_Goal_.
The records below are to be quoted in full; please keep every word exact.

>> START

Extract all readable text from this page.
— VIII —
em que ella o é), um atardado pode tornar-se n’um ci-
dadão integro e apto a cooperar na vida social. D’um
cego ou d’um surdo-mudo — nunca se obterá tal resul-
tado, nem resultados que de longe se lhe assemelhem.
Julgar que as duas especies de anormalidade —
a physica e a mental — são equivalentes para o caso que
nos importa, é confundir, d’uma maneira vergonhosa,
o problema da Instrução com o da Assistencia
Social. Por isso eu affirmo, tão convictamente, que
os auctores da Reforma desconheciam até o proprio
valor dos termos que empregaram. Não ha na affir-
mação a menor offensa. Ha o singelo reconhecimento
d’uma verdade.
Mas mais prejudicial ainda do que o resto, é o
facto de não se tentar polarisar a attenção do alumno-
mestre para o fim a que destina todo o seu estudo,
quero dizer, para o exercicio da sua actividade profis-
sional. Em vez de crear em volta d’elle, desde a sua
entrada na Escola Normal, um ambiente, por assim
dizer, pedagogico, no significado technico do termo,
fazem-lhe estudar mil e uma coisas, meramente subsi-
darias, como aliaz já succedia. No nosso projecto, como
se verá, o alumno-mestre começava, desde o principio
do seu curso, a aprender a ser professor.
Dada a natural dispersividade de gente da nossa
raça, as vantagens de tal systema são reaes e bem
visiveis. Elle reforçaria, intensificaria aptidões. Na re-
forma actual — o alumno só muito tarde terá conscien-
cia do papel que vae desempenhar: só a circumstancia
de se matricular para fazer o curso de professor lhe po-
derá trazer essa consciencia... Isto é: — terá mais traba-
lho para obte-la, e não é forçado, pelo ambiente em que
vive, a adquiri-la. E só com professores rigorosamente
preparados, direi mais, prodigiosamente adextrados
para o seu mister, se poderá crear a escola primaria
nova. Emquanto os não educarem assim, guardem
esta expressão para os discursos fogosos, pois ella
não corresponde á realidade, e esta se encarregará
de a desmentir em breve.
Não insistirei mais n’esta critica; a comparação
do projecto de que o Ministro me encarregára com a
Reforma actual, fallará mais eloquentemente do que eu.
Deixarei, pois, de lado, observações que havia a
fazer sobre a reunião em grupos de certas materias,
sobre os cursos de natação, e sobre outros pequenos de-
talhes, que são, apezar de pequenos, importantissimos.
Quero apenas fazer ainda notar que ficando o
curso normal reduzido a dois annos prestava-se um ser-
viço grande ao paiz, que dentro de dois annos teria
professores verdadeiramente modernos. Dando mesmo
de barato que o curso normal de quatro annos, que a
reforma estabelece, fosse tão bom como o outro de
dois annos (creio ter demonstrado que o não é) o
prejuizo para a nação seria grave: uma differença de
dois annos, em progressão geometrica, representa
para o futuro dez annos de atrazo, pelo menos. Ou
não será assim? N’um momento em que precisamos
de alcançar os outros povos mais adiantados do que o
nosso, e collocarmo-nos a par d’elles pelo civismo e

>> END

_Correct output_.
Extract all readable text from this page.
— VIII —
em que ella o é), um atardado pode tornar-se n’um ci-
dadão integro e apto a cooperar na vida social. D’um
cego ou d’um surdo-mudo — nunca se obterá tal resul-
tado, nem resultados que de longe se lhe assemelhem.
Julgar que as duas especies de anormalidade —
a physica e a mental — são equivalentes para o caso que
nos importa, é confundir, d’uma maneira vergonhosa,
o problema da Instrução com o da Assistencia
Social. Por isso eu affirmo, tão convictamente, que
os auctores da Reforma desconheciam até o proprio
valor dos termos que empregaram. Não ha na affir-
mação a menor offensa. Ha o singelo reconhecimento
d’uma verdade.
Mas mais prejudicial ainda do que o resto, é o
facto de não se tentar polarisar a attenção do alumno-
mestre para o fim a que destina todo o seu estudo,
quero dizer, para o exercicio da sua actividade profis-
sional. Em vez de crear em volta d’elle, desde a sua
entrada na Escola Normal, um ambiente, por assim
dizer, pedagogico, no significado technico do termo,
fazem-lhe estudar mil e uma coisas, meramente subsi-
darias, como aliaz já succedia. No nosso projecto, como
se verá, o alumno-mestre começava, desde o principio
do seu curso, a aprender a ser professor.
Dada a natural dispersividade de gente da nossa
raça, as vantagens de tal systema são reaes e bem
visiveis. Elle reforçaria, intensificaria aptidões. Na re-
forma actual — o alumno só muito tarde terá conscien-
cia do papel que vae desempenhar: só a circumstancia
de se matricular para fazer o curso de professor lhe po-
derá trazer essa consciencia... Isto é: — terá mais traba-
lho para obte-la, e não é forçado, pelo ambiente em que
vive, a adquiri-la. E só com professores rigorosamente
preparados, direi mais, prodigiosamente adextrados
para o seu mister, se poderá crear a escola primaria
nova. Emquanto os não educarem assim, guardem
esta expressão para os discursos fogosos, pois ella
não corresponde á realidade, e esta se encarregará
de a desmentir em breve.
Não insistirei mais n’esta critica; a comparação
do projecto de que o Ministro me encarregára com a
Reforma actual, fallará mais eloquentemente do que eu.
Deixarei, pois, de lado, observações que havia a
fazer sobre a reunião em grupos de certas materias,
sobre os cursos de natação, e sobre outros pequenos de-
talhes, que são, apezar de pequenos, importantissimos.
Quero apenas fazer ainda notar que ficando o
curso normal reduzido a dois annos prestava-se um ser-
viço grande ao paiz, que dentro de dois annos teria
professores verdadeiramente modernos. Dando mesmo
de barato que o curso normal de quatro annos, que a
reforma estabelece, fosse tão bom como o outro de
dois annos (creio ter demonstrado que o não é) o
prejuizo para a nação seria grave: uma differença de
dois annos, em progressão geometrica, representa
para o futuro dez annos de atrazo, pelo menos. Ou
não será assim? N’um momento em que precisamos
de alcançar os outros povos mais adiantados do que o
nosso, e collocarmo-nos a par d’elles pelo civismo e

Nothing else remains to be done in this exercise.